> **Exercise brief**: Output every entry exactly as written, but omit the pictures.

> **Entries**:
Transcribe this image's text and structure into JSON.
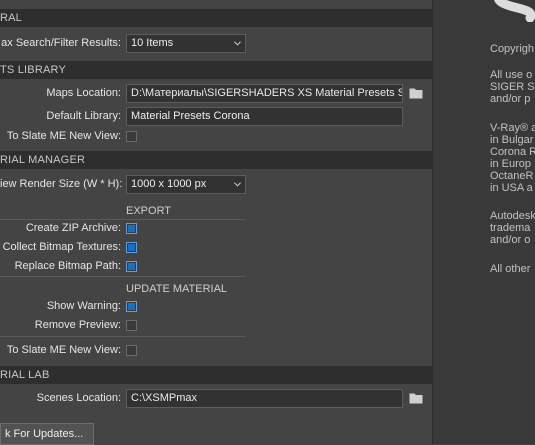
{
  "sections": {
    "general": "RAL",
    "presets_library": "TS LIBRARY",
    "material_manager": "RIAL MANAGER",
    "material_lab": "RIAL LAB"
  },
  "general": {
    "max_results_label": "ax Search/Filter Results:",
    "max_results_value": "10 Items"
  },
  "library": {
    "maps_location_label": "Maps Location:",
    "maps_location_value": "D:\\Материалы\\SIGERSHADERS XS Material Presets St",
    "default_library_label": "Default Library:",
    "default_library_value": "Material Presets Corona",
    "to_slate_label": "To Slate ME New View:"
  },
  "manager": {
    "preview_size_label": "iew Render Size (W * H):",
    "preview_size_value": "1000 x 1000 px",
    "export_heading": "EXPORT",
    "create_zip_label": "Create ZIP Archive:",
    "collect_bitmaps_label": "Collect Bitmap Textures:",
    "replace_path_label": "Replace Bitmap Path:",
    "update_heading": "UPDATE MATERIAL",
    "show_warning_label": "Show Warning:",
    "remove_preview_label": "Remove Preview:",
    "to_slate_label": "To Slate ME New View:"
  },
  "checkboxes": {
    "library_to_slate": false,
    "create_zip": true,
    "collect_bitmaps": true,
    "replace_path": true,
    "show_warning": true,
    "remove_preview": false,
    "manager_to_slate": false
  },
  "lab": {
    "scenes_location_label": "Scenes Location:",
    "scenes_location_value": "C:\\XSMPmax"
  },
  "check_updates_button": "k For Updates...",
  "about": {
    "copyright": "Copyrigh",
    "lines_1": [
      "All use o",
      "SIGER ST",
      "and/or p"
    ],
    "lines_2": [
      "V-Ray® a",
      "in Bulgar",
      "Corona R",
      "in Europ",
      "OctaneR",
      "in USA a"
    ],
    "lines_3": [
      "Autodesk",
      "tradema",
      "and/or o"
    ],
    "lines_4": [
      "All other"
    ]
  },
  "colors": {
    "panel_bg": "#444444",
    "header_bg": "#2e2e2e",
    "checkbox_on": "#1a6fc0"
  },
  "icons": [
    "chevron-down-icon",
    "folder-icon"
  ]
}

> **Task response**:
Transcribe this image's text and structure into JSON.
{
  "sections": {
    "general": "RAL",
    "presets_library": "TS LIBRARY",
    "material_manager": "RIAL MANAGER",
    "material_lab": "RIAL LAB"
  },
  "general": {
    "max_results_label": "ax Search/Filter Results:",
    "max_results_value": "10 Items"
  },
  "library": {
    "maps_location_label": "Maps Location:",
    "maps_location_value": "D:\\Материалы\\SIGERSHADERS XS Material Presets St",
    "default_library_label": "Default Library:",
    "default_library_value": "Material Presets Corona",
    "to_slate_label": "To Slate ME New View:"
  },
  "manager": {
    "preview_size_label": "iew Render Size (W * H):",
    "preview_size_value": "1000 x 1000 px",
    "export_heading": "EXPORT",
    "create_zip_label": "Create ZIP Archive:",
    "collect_bitmaps_label": "Collect Bitmap Textures:",
    "replace_path_label": "Replace Bitmap Path:",
    "update_heading": "UPDATE MATERIAL",
    "show_warning_label": "Show Warning:",
    "remove_preview_label": "Remove Preview:",
    "to_slate_label": "To Slate ME New View:"
  },
  "checkboxes": {
    "library_to_slate": false,
    "create_zip": true,
    "collect_bitmaps": true,
    "replace_path": true,
    "show_warning": true,
    "remove_preview": false,
    "manager_to_slate": false
  },
  "lab": {
    "scenes_location_label": "Scenes Location:",
    "scenes_location_value": "C:\\XSMPmax"
  },
  "check_updates_button": "k For Updates...",
  "about": {
    "copyright": "Copyrigh",
    "lines_1": [
      "All use o",
      "SIGER ST",
      "and/or p"
    ],
    "lines_2": [
      "V-Ray® a",
      "in Bulgar",
      "Corona R",
      "in Europ",
      "OctaneR",
      "in USA a"
    ],
    "lines_3": [
      "Autodesk",
      "tradema",
      "and/or o"
    ],
    "lines_4": [
      "All other"
    ]
  },
  "colors": {
    "panel_bg": "#444444",
    "header_bg": "#2e2e2e",
    "checkbox_on": "#1a6fc0"
  },
  "icons": [
    "chevron-down-icon",
    "folder-icon"
  ]
}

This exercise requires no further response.